GIVEN INFORMATION »

•••••

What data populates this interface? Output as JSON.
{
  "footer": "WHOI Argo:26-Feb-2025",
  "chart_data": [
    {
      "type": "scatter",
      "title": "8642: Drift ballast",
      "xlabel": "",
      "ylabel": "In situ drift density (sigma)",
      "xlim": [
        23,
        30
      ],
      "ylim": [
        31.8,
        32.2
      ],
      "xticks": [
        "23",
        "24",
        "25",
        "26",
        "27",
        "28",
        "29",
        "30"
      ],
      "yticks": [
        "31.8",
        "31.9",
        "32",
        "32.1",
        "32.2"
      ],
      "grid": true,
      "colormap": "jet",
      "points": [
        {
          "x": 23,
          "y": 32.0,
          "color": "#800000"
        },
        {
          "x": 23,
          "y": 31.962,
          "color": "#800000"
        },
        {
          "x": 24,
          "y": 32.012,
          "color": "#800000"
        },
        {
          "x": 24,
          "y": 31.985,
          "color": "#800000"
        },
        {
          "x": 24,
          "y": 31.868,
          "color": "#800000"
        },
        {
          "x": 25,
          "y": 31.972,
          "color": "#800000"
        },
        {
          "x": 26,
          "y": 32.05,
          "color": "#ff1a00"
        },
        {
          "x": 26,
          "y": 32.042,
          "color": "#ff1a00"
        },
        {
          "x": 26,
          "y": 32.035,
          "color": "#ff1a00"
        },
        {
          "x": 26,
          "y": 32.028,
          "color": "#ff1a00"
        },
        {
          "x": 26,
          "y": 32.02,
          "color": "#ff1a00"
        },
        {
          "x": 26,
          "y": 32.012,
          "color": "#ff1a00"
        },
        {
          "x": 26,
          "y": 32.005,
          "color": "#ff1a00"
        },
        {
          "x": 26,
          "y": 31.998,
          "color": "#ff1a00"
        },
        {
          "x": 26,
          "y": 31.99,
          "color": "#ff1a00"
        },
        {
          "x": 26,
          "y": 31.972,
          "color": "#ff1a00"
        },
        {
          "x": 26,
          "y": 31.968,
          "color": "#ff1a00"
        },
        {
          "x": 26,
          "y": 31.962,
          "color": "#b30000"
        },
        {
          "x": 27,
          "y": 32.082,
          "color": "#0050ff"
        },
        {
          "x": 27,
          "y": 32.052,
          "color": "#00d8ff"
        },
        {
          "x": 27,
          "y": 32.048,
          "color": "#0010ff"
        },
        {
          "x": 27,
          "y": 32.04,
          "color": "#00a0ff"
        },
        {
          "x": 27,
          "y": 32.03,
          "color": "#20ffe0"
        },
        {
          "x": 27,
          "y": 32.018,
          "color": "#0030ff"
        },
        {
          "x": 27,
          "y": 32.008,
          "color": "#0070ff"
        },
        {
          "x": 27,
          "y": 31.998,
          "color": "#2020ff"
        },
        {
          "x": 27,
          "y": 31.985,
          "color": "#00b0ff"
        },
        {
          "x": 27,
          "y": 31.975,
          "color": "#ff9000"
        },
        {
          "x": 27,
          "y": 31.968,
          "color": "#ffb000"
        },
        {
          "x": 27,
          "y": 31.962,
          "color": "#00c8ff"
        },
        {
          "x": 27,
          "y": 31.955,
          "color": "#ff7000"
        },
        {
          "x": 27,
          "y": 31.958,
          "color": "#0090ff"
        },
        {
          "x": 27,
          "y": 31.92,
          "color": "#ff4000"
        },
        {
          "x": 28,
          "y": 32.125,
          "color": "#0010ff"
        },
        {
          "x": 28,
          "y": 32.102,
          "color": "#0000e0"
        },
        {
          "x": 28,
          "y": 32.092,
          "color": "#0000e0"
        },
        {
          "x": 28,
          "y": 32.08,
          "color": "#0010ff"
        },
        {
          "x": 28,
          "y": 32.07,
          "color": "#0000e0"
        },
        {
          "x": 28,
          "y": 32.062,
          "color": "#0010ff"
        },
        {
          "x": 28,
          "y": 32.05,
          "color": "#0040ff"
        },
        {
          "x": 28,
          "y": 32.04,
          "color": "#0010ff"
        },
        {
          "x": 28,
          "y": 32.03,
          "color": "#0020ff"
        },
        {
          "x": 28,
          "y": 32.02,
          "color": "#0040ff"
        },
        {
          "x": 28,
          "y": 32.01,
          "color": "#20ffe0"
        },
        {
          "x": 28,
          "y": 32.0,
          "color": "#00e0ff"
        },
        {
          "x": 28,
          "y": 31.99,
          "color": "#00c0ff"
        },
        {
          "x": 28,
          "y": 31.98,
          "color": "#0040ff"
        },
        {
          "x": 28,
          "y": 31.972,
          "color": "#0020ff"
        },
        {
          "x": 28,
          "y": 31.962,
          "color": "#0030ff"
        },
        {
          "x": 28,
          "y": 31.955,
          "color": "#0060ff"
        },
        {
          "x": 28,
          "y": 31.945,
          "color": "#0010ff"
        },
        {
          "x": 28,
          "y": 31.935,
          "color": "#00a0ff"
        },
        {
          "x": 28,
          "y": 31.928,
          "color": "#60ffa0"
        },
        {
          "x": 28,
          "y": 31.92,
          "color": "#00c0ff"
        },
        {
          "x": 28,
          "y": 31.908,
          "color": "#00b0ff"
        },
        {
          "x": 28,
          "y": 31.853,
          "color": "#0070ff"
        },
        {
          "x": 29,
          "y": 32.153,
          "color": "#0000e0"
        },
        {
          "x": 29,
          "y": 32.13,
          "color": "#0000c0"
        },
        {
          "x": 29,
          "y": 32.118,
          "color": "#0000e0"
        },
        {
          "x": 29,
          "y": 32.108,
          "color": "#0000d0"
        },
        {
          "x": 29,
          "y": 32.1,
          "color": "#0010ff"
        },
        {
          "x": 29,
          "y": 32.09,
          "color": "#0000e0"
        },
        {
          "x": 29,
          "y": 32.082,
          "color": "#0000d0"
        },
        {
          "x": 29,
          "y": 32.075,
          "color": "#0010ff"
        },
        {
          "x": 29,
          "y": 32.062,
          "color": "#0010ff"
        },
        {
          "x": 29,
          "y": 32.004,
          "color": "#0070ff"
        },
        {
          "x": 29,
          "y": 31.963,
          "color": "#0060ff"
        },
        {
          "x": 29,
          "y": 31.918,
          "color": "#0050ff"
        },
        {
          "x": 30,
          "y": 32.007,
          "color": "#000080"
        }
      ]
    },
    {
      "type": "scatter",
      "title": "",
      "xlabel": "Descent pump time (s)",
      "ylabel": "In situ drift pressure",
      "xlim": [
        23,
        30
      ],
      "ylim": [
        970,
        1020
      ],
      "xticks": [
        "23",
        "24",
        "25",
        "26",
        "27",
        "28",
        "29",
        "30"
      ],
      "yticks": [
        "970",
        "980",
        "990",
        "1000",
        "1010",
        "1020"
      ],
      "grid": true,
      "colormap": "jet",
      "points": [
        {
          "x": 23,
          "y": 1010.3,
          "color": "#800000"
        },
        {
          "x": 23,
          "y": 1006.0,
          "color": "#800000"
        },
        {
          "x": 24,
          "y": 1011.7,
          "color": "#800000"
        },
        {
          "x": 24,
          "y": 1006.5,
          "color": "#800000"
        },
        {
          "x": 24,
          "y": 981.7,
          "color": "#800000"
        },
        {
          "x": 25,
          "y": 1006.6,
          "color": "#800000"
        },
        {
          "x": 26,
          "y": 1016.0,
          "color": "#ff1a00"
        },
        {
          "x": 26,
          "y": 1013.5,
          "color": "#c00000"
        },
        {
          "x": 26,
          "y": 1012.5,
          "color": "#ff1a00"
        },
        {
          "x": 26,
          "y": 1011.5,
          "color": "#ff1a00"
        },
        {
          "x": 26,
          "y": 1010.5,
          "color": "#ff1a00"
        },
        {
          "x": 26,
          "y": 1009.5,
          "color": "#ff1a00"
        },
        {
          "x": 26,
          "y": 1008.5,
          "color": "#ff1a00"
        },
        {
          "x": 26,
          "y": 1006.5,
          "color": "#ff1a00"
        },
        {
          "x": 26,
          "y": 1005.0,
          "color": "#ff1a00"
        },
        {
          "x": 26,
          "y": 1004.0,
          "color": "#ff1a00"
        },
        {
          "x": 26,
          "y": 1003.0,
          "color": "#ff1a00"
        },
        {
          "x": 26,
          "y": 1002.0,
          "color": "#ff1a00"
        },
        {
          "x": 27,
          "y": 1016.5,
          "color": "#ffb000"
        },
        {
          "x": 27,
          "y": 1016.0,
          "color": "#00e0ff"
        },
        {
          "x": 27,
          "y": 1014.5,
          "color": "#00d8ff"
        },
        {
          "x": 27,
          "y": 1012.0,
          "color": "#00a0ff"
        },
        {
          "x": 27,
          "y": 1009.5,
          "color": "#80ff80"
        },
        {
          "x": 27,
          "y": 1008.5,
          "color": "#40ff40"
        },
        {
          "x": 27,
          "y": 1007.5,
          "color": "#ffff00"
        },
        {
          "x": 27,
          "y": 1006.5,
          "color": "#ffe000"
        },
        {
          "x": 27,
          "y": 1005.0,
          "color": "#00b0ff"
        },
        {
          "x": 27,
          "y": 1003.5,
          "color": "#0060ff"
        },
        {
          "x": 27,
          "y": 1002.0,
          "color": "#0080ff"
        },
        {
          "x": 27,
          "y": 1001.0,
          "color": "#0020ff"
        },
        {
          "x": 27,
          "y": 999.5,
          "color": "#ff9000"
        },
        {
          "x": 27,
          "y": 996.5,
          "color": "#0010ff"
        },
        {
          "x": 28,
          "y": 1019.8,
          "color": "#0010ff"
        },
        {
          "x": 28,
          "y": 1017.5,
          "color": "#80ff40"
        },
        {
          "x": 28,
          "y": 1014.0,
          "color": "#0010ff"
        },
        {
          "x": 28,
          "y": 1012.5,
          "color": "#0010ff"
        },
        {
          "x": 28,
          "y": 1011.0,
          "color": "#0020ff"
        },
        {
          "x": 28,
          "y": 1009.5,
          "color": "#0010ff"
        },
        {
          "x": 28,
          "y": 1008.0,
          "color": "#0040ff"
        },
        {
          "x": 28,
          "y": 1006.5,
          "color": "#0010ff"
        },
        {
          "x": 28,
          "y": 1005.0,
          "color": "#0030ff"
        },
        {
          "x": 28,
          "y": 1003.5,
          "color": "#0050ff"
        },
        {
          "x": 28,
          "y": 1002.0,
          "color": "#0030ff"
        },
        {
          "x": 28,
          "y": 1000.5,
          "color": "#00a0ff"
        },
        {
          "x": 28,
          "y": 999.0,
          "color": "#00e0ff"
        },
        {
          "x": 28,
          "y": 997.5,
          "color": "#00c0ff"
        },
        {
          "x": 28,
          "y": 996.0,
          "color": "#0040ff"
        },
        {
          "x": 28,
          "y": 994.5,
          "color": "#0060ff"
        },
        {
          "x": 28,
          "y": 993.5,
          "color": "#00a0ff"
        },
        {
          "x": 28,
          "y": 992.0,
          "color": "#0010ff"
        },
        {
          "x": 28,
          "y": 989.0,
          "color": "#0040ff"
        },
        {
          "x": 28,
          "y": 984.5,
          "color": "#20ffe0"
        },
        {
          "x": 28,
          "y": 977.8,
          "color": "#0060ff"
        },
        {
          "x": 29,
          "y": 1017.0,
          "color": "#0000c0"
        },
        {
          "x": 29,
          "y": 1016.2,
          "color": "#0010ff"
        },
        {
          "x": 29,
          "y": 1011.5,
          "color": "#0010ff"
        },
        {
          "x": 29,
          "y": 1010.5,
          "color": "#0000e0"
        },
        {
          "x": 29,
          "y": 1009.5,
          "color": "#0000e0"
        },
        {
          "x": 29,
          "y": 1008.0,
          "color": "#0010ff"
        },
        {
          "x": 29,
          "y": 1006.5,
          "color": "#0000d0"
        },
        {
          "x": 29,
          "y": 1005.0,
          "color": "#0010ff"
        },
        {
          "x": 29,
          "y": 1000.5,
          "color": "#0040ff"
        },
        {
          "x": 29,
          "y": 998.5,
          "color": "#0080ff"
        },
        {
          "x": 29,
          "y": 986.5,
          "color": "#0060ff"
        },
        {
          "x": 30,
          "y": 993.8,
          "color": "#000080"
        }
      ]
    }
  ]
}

•••••

Where a line in the entries holds the word "ylabel", copy that line.

SOLUTION TO THIS PROBLEM »
      "ylabel": "In situ drift density (sigma)",
      "ylabel": "In situ drift pressure",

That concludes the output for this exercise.